▶ Written task
Return every line in the rows below that contains the word "portion", copying each one in full.

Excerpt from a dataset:
----

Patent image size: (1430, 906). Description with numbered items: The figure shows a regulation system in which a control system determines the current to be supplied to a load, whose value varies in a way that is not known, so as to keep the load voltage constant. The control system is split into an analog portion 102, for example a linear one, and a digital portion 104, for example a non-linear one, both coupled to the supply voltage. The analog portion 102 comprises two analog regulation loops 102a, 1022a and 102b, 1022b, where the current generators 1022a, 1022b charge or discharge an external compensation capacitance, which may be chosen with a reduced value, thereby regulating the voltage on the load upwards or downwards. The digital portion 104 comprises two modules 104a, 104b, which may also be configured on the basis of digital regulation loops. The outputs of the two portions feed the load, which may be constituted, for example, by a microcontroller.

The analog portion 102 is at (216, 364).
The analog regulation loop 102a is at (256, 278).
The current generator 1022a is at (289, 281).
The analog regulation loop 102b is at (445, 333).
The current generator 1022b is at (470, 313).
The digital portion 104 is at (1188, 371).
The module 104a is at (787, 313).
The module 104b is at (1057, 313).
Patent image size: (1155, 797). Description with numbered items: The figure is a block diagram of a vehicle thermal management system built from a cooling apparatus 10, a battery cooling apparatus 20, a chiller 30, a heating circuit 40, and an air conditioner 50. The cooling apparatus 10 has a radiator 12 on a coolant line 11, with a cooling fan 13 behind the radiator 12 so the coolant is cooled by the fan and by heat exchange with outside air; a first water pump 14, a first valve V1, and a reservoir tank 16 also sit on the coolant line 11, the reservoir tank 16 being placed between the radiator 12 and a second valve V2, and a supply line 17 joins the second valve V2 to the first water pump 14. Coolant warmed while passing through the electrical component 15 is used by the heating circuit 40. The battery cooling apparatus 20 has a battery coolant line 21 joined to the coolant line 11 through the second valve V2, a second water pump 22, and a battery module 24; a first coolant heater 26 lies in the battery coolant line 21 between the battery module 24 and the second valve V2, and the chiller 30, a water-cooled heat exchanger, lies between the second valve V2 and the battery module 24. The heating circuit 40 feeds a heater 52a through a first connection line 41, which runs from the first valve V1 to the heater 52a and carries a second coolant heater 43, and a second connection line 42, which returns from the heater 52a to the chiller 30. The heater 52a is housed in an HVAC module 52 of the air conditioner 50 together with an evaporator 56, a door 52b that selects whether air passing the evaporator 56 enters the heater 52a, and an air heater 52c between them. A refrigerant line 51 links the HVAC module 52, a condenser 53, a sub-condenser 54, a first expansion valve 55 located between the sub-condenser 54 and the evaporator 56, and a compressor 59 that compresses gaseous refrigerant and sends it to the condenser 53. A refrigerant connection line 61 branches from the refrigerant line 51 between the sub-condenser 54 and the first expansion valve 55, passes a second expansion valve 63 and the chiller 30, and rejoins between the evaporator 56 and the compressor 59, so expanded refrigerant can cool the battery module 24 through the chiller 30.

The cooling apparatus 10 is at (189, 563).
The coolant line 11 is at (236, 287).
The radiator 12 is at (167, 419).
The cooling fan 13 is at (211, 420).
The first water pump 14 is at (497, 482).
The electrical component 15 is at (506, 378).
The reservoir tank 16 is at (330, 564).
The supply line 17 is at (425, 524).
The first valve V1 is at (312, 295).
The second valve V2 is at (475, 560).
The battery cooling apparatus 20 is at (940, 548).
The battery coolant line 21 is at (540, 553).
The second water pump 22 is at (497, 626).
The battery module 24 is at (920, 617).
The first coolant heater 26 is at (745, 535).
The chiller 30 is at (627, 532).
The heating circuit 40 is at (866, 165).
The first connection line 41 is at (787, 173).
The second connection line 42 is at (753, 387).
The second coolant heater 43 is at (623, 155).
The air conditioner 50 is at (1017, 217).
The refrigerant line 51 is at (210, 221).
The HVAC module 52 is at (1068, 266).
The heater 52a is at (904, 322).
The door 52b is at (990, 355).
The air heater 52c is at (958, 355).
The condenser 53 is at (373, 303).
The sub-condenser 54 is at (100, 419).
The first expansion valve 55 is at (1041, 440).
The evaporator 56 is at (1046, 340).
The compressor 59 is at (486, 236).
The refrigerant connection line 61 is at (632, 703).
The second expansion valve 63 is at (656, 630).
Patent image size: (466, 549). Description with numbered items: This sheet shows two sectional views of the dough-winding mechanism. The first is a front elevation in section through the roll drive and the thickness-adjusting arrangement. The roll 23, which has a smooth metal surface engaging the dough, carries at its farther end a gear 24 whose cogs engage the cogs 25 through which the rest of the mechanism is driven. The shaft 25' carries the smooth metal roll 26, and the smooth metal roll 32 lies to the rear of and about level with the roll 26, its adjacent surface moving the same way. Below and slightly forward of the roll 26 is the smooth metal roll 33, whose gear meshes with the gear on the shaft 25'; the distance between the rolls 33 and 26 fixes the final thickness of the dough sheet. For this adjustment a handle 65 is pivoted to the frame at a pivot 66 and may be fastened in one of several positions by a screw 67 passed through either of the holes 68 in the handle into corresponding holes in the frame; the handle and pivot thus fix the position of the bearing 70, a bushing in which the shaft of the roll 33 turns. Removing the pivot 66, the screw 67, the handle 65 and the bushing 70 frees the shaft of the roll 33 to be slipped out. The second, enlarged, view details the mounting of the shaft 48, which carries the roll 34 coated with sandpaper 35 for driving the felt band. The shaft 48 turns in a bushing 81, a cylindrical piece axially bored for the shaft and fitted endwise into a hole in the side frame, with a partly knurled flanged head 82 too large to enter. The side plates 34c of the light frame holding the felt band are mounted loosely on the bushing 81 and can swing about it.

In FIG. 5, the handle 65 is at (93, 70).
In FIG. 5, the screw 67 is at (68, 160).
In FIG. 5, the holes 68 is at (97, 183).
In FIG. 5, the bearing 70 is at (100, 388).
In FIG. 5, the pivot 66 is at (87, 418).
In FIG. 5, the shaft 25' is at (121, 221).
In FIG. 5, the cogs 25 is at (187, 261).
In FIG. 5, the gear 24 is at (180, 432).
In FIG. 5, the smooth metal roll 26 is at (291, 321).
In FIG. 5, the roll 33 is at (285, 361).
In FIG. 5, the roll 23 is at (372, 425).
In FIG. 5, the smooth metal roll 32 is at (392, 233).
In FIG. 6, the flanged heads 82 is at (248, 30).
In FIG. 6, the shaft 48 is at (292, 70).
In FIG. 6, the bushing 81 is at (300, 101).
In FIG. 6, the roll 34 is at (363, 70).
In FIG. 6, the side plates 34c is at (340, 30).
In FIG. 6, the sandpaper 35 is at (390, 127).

----

▶ Response to this task
Patent image size: (1430, 906). Description with numbered items: The figure shows a regulation system in which a control system determines the current to be supplied to a load, whose value varies in a way that is not known, so as to keep the load voltage constant. The control system is split into an analog portion 102, for example a linear one, and a digital portion 104, for example a non-linear one, both coupled to the supply voltage. The analog portion 102 comprises two analog regulation loops 102a, 1022a and 102b, 1022b, where the current generators 1022a, 1022b charge or discharge an external compensation capacitance, which may be chosen with a reduced value, thereby regulating the voltage on the load upwards or downwards. The digital portion 104 comprises two modules 104a, 104b, which may also be configured on the basis of digital regulation loops. The outputs of the two portions feed the load, which may be constituted, for example, by a microcontroller.
The analog portion 102 is at (216, 364).
The digital portion 104 is at (1188, 371).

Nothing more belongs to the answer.